- **Requirements**
Pull every line with the word "πρᾶξιν" out of the entries below.

Data extracted from a collection:
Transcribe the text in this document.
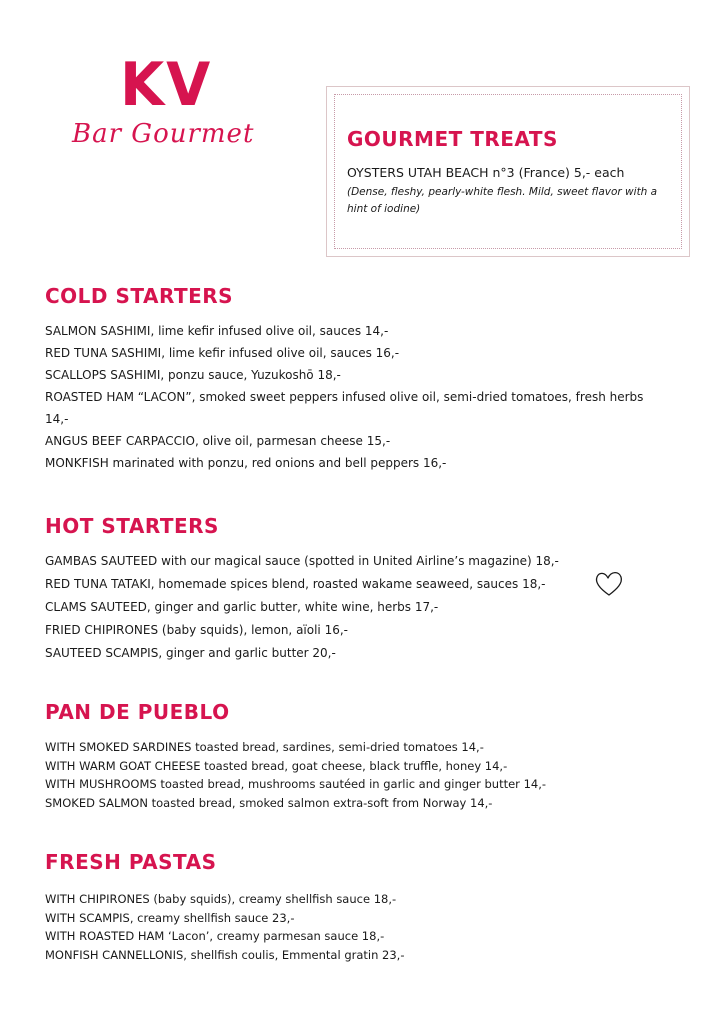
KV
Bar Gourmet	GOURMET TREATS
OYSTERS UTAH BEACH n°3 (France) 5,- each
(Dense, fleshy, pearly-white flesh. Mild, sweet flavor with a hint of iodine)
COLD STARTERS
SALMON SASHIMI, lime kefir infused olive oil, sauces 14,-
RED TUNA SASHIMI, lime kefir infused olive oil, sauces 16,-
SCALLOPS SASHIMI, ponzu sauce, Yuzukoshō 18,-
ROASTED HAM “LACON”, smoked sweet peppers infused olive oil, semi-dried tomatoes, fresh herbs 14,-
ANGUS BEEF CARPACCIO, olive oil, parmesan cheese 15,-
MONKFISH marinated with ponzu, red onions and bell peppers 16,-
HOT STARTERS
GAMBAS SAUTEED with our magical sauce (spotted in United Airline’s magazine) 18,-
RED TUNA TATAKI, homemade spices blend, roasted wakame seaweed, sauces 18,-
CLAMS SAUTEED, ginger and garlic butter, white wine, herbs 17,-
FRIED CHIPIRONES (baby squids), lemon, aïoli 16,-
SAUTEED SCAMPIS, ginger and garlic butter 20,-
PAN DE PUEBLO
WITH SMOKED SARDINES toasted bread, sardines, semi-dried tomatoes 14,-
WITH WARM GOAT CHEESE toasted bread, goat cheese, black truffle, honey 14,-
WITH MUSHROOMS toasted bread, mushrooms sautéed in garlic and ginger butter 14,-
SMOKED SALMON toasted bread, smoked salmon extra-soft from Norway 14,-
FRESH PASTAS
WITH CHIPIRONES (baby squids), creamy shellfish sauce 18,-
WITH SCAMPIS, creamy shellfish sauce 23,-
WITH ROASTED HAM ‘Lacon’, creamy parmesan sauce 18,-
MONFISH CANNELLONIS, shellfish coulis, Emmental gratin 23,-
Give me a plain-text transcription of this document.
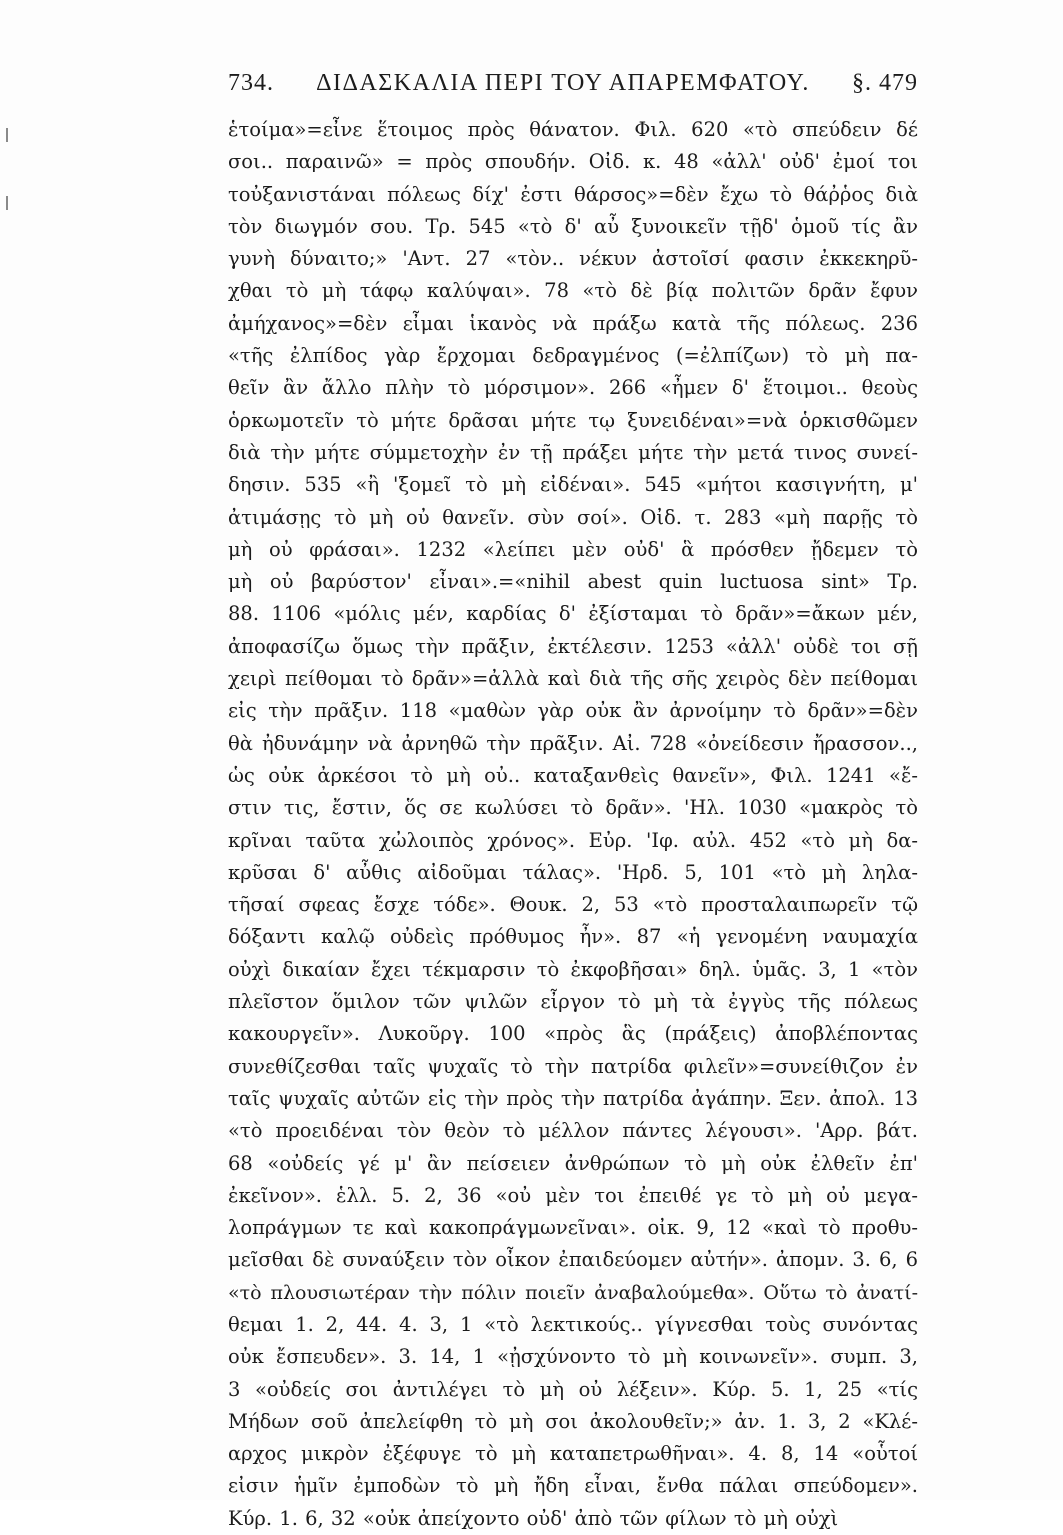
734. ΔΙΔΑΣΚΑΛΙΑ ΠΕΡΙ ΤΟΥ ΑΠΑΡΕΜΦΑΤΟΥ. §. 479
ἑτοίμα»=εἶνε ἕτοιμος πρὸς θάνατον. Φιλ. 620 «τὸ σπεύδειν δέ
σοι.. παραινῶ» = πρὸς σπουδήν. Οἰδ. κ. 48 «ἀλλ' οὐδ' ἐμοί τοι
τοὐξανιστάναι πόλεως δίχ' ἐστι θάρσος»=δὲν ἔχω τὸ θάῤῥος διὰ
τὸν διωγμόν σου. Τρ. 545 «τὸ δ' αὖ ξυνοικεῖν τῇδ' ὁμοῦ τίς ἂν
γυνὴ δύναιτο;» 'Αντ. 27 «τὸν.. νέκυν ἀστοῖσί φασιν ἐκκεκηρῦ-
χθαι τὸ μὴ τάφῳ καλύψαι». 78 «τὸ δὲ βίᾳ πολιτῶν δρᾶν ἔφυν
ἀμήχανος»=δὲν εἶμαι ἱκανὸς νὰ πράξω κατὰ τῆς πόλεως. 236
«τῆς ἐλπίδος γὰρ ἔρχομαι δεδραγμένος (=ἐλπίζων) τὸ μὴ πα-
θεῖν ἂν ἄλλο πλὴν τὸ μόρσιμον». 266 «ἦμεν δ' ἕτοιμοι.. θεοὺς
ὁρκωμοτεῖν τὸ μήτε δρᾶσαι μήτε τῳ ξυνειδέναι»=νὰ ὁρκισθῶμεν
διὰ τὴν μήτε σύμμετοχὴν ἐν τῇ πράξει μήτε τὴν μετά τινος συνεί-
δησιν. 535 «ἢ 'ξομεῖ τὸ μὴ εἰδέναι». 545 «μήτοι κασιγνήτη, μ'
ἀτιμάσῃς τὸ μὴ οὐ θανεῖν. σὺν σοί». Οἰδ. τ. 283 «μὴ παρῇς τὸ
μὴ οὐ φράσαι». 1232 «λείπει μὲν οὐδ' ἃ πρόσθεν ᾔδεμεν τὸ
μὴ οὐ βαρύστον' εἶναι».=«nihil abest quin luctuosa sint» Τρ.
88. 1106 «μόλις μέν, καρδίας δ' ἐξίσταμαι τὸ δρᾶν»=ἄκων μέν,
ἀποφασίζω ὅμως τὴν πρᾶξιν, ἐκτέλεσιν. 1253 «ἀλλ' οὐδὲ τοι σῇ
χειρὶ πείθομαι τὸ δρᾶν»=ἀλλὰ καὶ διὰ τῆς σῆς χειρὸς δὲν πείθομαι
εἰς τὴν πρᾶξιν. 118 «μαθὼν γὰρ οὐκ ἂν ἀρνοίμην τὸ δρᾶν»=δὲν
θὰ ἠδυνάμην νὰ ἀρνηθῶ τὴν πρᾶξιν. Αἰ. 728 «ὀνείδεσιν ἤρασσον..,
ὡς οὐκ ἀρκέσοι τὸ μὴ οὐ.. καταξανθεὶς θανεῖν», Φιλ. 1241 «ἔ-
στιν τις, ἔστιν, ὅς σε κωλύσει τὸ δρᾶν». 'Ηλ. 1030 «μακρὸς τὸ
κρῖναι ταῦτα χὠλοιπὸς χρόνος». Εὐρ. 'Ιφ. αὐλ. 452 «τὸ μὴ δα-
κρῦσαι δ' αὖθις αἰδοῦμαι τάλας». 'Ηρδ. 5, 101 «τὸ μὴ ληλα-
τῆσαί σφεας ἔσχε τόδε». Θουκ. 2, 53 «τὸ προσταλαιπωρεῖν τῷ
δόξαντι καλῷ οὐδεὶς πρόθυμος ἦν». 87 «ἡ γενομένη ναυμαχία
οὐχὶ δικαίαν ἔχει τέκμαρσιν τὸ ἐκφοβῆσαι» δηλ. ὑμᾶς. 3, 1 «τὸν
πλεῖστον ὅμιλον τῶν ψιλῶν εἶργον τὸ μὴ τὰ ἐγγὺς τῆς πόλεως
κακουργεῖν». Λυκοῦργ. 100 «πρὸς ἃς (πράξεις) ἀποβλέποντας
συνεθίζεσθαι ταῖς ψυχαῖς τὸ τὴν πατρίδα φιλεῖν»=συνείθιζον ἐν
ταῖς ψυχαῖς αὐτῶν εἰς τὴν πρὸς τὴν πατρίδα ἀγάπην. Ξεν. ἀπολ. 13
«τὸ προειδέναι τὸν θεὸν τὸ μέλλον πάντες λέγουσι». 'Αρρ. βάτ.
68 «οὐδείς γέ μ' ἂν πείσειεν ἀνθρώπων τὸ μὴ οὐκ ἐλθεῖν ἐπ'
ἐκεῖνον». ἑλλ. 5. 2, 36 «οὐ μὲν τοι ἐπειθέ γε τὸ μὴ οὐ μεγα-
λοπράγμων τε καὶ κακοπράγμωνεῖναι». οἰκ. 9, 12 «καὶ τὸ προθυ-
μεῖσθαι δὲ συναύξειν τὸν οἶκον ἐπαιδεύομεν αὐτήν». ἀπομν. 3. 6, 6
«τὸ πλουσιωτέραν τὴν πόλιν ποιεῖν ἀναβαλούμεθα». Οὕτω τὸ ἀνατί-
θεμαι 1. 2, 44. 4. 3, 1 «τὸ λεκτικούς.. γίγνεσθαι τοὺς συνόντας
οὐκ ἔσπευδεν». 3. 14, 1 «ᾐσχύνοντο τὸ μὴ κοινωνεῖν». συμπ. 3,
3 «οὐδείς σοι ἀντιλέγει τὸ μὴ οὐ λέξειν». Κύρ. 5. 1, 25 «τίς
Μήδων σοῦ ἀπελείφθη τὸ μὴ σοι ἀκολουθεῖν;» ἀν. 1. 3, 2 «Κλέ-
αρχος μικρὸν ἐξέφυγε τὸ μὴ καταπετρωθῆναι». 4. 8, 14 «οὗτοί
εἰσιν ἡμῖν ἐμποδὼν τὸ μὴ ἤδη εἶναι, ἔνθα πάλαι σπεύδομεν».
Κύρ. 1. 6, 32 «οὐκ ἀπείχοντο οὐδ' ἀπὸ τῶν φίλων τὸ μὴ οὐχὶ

---

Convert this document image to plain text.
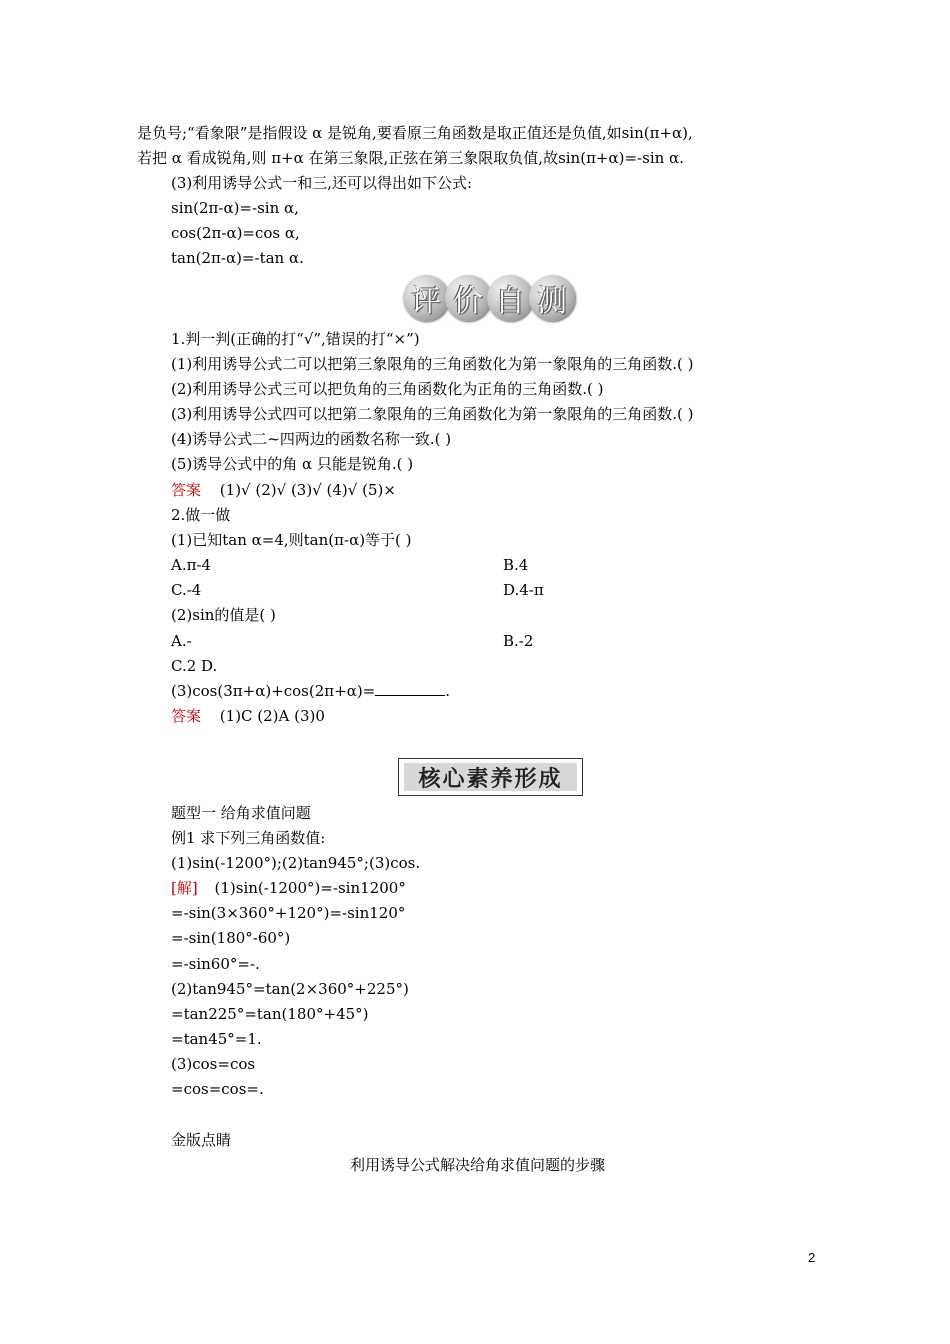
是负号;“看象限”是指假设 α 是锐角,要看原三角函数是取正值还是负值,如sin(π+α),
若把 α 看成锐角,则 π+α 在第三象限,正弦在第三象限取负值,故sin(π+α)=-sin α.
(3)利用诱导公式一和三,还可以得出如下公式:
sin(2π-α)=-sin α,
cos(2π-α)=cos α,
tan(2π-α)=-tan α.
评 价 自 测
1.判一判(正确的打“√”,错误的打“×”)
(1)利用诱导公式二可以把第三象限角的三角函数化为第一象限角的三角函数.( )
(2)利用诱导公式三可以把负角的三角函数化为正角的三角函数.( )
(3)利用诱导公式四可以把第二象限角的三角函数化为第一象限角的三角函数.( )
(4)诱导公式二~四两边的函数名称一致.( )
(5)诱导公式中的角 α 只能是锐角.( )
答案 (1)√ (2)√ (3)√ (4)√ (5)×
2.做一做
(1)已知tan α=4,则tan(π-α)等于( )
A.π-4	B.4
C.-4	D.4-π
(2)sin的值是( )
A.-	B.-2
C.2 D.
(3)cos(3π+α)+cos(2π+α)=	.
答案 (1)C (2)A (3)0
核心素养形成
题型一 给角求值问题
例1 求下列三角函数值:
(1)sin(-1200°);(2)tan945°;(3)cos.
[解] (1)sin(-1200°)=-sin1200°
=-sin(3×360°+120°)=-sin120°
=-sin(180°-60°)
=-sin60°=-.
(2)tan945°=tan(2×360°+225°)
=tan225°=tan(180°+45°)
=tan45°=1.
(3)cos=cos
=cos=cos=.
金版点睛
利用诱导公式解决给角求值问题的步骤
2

- **Written response**
ἀποφασίζω ὅμως τὴν πρᾶξιν, ἐκτέλεσιν. 1253 «ἀλλ' οὐδὲ τοι σῇ
εἰς τὴν πρᾶξιν. 118 «μαθὼν γὰρ οὐκ ἂν ἀρνοίμην τὸ δρᾶν»=δὲν
θὰ ἠδυνάμην νὰ ἀρνηθῶ τὴν πρᾶξιν. Αἰ. 728 «ὀνείδεσιν ἤρασσον..,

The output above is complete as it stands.